**Entries with figure data**.
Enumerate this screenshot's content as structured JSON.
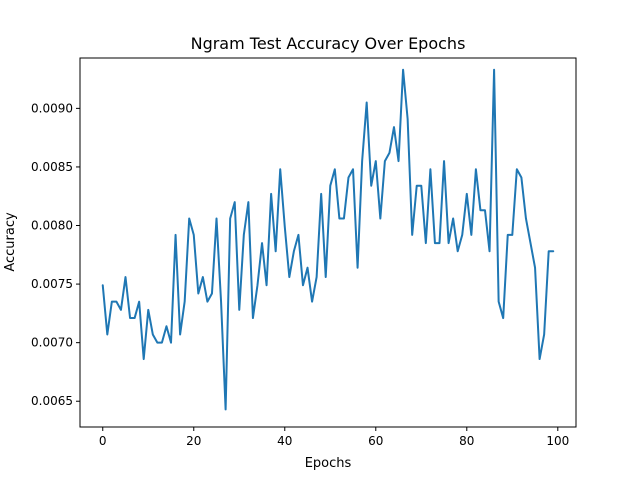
{
  "chart_data": {
    "type": "line",
    "title": "Ngram Test Accuracy Over Epochs",
    "xlabel": "Epochs",
    "ylabel": "Accuracy",
    "xlim": [
      -5,
      104
    ],
    "ylim": [
      0.00628,
      0.00943
    ],
    "xticks": [
      0,
      20,
      40,
      60,
      80,
      100
    ],
    "yticks": [
      0.0065,
      0.007,
      0.0075,
      0.008,
      0.0085,
      0.009
    ],
    "ytick_labels": [
      "0.0065",
      "0.0070",
      "0.0075",
      "0.0080",
      "0.0085",
      "0.0090"
    ],
    "grid": false,
    "series": [
      {
        "color": "#1f77b4",
        "x": [
          0,
          1,
          2,
          3,
          4,
          5,
          6,
          7,
          8,
          9,
          10,
          11,
          12,
          13,
          14,
          15,
          16,
          17,
          18,
          19,
          20,
          21,
          22,
          23,
          24,
          25,
          26,
          27,
          28,
          29,
          30,
          31,
          32,
          33,
          34,
          35,
          36,
          37,
          38,
          39,
          40,
          41,
          42,
          43,
          44,
          45,
          46,
          47,
          48,
          49,
          50,
          51,
          52,
          53,
          54,
          55,
          56,
          57,
          58,
          59,
          60,
          61,
          62,
          63,
          64,
          65,
          66,
          67,
          68,
          69,
          70,
          71,
          72,
          73,
          74,
          75,
          76,
          77,
          78,
          79,
          80,
          81,
          82,
          83,
          84,
          85,
          86,
          87,
          88,
          89,
          90,
          91,
          92,
          93,
          94,
          95,
          96,
          97,
          98,
          99
        ],
        "values": [
          0.00749,
          0.00707,
          0.00735,
          0.00735,
          0.00728,
          0.00756,
          0.00721,
          0.00721,
          0.00735,
          0.00686,
          0.00728,
          0.00707,
          0.007,
          0.007,
          0.00714,
          0.007,
          0.00792,
          0.00707,
          0.00735,
          0.00806,
          0.00792,
          0.00742,
          0.00756,
          0.00735,
          0.00742,
          0.00806,
          0.00735,
          0.00643,
          0.00806,
          0.0082,
          0.00728,
          0.00792,
          0.0082,
          0.00721,
          0.00749,
          0.00785,
          0.00749,
          0.00827,
          0.00778,
          0.00848,
          0.00799,
          0.00756,
          0.00778,
          0.00792,
          0.00749,
          0.00764,
          0.00735,
          0.00756,
          0.00827,
          0.00756,
          0.00834,
          0.00848,
          0.00806,
          0.00806,
          0.00841,
          0.00848,
          0.00764,
          0.00855,
          0.00905,
          0.00834,
          0.00855,
          0.00806,
          0.00855,
          0.00862,
          0.00884,
          0.00855,
          0.00933,
          0.00891,
          0.00792,
          0.00834,
          0.00834,
          0.00785,
          0.00848,
          0.00785,
          0.00785,
          0.00855,
          0.00785,
          0.00806,
          0.00778,
          0.00792,
          0.00827,
          0.00792,
          0.00848,
          0.00813,
          0.00813,
          0.00778,
          0.00933,
          0.00735,
          0.00721,
          0.00792,
          0.00792,
          0.00848,
          0.00841,
          0.00806,
          0.00785,
          0.00764,
          0.00686,
          0.00707,
          0.00778,
          0.00778
        ]
      }
    ]
  }
}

**Task directions**. Reproduce each line exactly as it appears, omitting the pictures.

**Worked answer**.
Enumerate this screenshot's content as structured JSON.
{
  "chart_data": {
    "type": "line",
    "title": "Ngram Test Accuracy Over Epochs",
    "xlabel": "Epochs",
    "ylabel": "Accuracy",
    "xlim": [
      -5,
      104
    ],
    "ylim": [
      0.00628,
      0.00943
    ],
    "xticks": [
      0,
      20,
      40,
      60,
      80,
      100
    ],
    "yticks": [
      0.0065,
      0.007,
      0.0075,
      0.008,
      0.0085,
      0.009
    ],
    "ytick_labels": [
      "0.0065",
      "0.0070",
      "0.0075",
      "0.0080",
      "0.0085",
      "0.0090"
    ],
    "grid": false,
    "series": [
      {
        "color": "#1f77b4",
        "x": [
          0,
          1,
          2,
          3,
          4,
          5,
          6,
          7,
          8,
          9,
          10,
          11,
          12,
          13,
          14,
          15,
          16,
          17,
          18,
          19,
          20,
          21,
          22,
          23,
          24,
          25,
          26,
          27,
          28,
          29,
          30,
          31,
          32,
          33,
          34,
          35,
          36,
          37,
          38,
          39,
          40,
          41,
          42,
          43,
          44,
          45,
          46,
          47,
          48,
          49,
          50,
          51,
          52,
          53,
          54,
          55,
          56,
          57,
          58,
          59,
          60,
          61,
          62,
          63,
          64,
          65,
          66,
          67,
          68,
          69,
          70,
          71,
          72,
          73,
          74,
          75,
          76,
          77,
          78,
          79,
          80,
          81,
          82,
          83,
          84,
          85,
          86,
          87,
          88,
          89,
          90,
          91,
          92,
          93,
          94,
          95,
          96,
          97,
          98,
          99
        ],
        "values": [
          0.00749,
          0.00707,
          0.00735,
          0.00735,
          0.00728,
          0.00756,
          0.00721,
          0.00721,
          0.00735,
          0.00686,
          0.00728,
          0.00707,
          0.007,
          0.007,
          0.00714,
          0.007,
          0.00792,
          0.00707,
          0.00735,
          0.00806,
          0.00792,
          0.00742,
          0.00756,
          0.00735,
          0.00742,
          0.00806,
          0.00735,
          0.00643,
          0.00806,
          0.0082,
          0.00728,
          0.00792,
          0.0082,
          0.00721,
          0.00749,
          0.00785,
          0.00749,
          0.00827,
          0.00778,
          0.00848,
          0.00799,
          0.00756,
          0.00778,
          0.00792,
          0.00749,
          0.00764,
          0.00735,
          0.00756,
          0.00827,
          0.00756,
          0.00834,
          0.00848,
          0.00806,
          0.00806,
          0.00841,
          0.00848,
          0.00764,
          0.00855,
          0.00905,
          0.00834,
          0.00855,
          0.00806,
          0.00855,
          0.00862,
          0.00884,
          0.00855,
          0.00933,
          0.00891,
          0.00792,
          0.00834,
          0.00834,
          0.00785,
          0.00848,
          0.00785,
          0.00785,
          0.00855,
          0.00785,
          0.00806,
          0.00778,
          0.00792,
          0.00827,
          0.00792,
          0.00848,
          0.00813,
          0.00813,
          0.00778,
          0.00933,
          0.00735,
          0.00721,
          0.00792,
          0.00792,
          0.00848,
          0.00841,
          0.00806,
          0.00785,
          0.00764,
          0.00686,
          0.00707,
          0.00778,
          0.00778
        ]
      }
    ]
  }
}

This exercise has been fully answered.